Reading text:
════════════════════

Many New York State households don't have enough food. The cause is not always poverty. High expenses, illness, disability, or unemployment can diminish a family's food supply as well. Professor Christine Olson believes the solution is a combination of public policy changes, community involvement, and most importantly, adequate education and technical training for all citizens.
Well-fed Americans typically think of hunger as a foreign affliction, defined by the words emaciation, starvation, malnutrition, even death. Although these terms aptly describe the most extreme forms of hunger, they do not tell the whole story, especially the American version.
In reality, hunger exists in varying degrees along a continuum. Extreme hunger is characterized by total and prolonged food deprivation. Sporadic hunger, the most prevalent form of hunger in the United States, occupies the opposite end of the continuum and is characterized by an uncertain food supply.
Twelve percent of people in the United States don't have access to sufficient food on a regular basis, and members of at least 800,000 households in New York State alone are sometimes or often hungry. The cumulative effects of hunger seriously affect the health of these food-deprived Americans, but they seldom lead to emaciation or death. Unlike the shocking, highly publicized hunger experienced in developing and war-torn nations, sporadic hunger is often overlooked or ignored because it has been neither easy to quantify nor quite so visible.
"The image in most people's minds when they think of hunger is starving children in Africa with skinny limbs and bloated bellies, and in the United States people don't see children with those characteristics," says Christine Olson, professor in the Division of Nutritional Sciences and recently named the first Hazel E. Reed Human Ecology Extension Professorship in Family Policy. "Our hunger isn't like the hunger in Africa and many of the developing parts of the world that have famine and war."
For over a decade Olson and her colleagues have carefully examined the different face of hunger as it exists in food-rich countries like the United States, exploring methods to quantify it - and developing the terminology to name and discuss it. Their 1987 study of 32 low-income single mothers in New York State produced some startling and sobering findings.

════════════════════

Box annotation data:

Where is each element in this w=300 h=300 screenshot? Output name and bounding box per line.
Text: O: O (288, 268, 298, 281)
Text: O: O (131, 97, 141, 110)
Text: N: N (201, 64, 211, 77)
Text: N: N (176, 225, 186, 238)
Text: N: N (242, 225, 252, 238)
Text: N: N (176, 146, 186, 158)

════════════════════

Request 1: According to the text on hunger in New York State, why is sporadic hunger often overlooked or ignored? Answer in one to three sentences.
Request 2: Extend the text on hunger in New York State, picking up after its final sentence.
This data has no connection to the text.

Written reply 1: Sporadic hunger is often overlooked or ignored because it has been neither easy to quantify nor as visible as the shocking, highly publicized hunger in developing and war-torn nations.

Written reply 2:
"These women talked about knowing that their household food supply was going to run out and there wasn't going to be enough food in the house to feed the family for the whole month," Olson recalls. "They talked about coping strategies such as cutting down on the size of meals, skipping meals themselves, and sending the children to grandma's or a friend's at mealtime so they knew the child would be fed."
A unique name and an explicit definition for this sporadic hunger evolved from the initial study, and a food insecurity and hunger scale by which it can be consistently measured began to take shape. The name food insecurity, already used in international nutrition circles to describe food supplies on a national scale, was chosen instead of hunger to describe the uncertain food situation on a household scale in America because, according to Olson, hunger typically refers to extreme and prolonged food deprivation. Olson and her team defined food insecurity as "the inability to acquire or consume an adequate quality or sufficient quantity of food in socially acceptable ways, or the uncertainty that one will be able to do so."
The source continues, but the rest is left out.